Dataset items
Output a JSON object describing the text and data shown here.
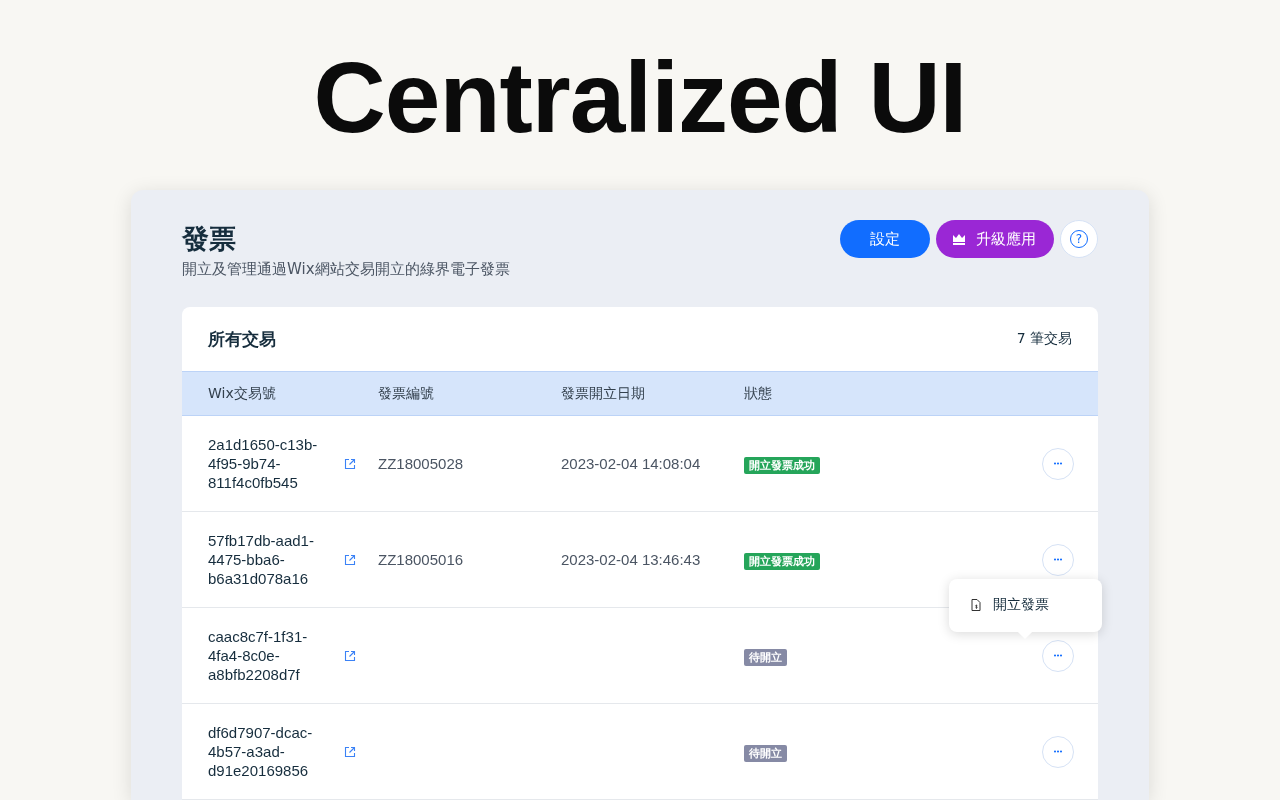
{
  "headline": "Centralized UI",
  "page": {
    "title": "發票",
    "subtitle": "開立及管理通過Wix網站交易開立的綠界電子發票"
  },
  "buttons": [
    {
      "label": "設定",
      "kind": "primary"
    },
    {
      "label": "升級應用",
      "kind": "upgrade"
    },
    {
      "label": "?",
      "kind": "help"
    }
  ],
  "table": {
    "title": "所有交易",
    "count": "7 筆交易",
    "columns": [
      "Wix交易號",
      "發票編號",
      "發票開立日期",
      "狀態"
    ],
    "rows": [
      {
        "transaction": "2a1d1650-c13b-4f95-9b74-811f4c0fb545",
        "invoice": "ZZ18005028",
        "date": "2023-02-04 14:08:04",
        "status": "開立發票成功",
        "kind": "success"
      },
      {
        "transaction": "57fb17db-aad1-4475-bba6-b6a31d078a16",
        "invoice": "ZZ18005016",
        "date": "2023-02-04 13:46:43",
        "status": "開立發票成功",
        "kind": "success"
      },
      {
        "transaction": "caac8c7f-1f31-4fa4-8c0e-a8bfb2208d7f",
        "status": "待開立",
        "kind": "pending",
        "menu": [
          {
            "label": "開立發票"
          }
        ]
      },
      {
        "transaction": "df6d7907-dcac-4b57-a3ad-d91e20169856",
        "status": "待開立",
        "kind": "pending"
      }
    ]
  }
}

### SET TASK:
Repeat the data in full and exactly. Omit pictures.

### THE COMPLETED TASK:
Output a JSON object describing the text and data shown here.
{
  "headline": "Centralized UI",
  "page": {
    "title": "發票",
    "subtitle": "開立及管理通過Wix網站交易開立的綠界電子發票"
  },
  "buttons": [
    {
      "label": "設定",
      "kind": "primary"
    },
    {
      "label": "升級應用",
      "kind": "upgrade"
    },
    {
      "label": "?",
      "kind": "help"
    }
  ],
  "table": {
    "title": "所有交易",
    "count": "7 筆交易",
    "columns": [
      "Wix交易號",
      "發票編號",
      "發票開立日期",
      "狀態"
    ],
    "rows": [
      {
        "transaction": "2a1d1650-c13b-4f95-9b74-811f4c0fb545",
        "invoice": "ZZ18005028",
        "date": "2023-02-04 14:08:04",
        "status": "開立發票成功",
        "kind": "success"
      },
      {
        "transaction": "57fb17db-aad1-4475-bba6-b6a31d078a16",
        "invoice": "ZZ18005016",
        "date": "2023-02-04 13:46:43",
        "status": "開立發票成功",
        "kind": "success"
      },
      {
        "transaction": "caac8c7f-1f31-4fa4-8c0e-a8bfb2208d7f",
        "status": "待開立",
        "kind": "pending",
        "menu": [
          {
            "label": "開立發票"
          }
        ]
      },
      {
        "transaction": "df6d7907-dcac-4b57-a3ad-d91e20169856",
        "status": "待開立",
        "kind": "pending"
      }
    ]
  }
}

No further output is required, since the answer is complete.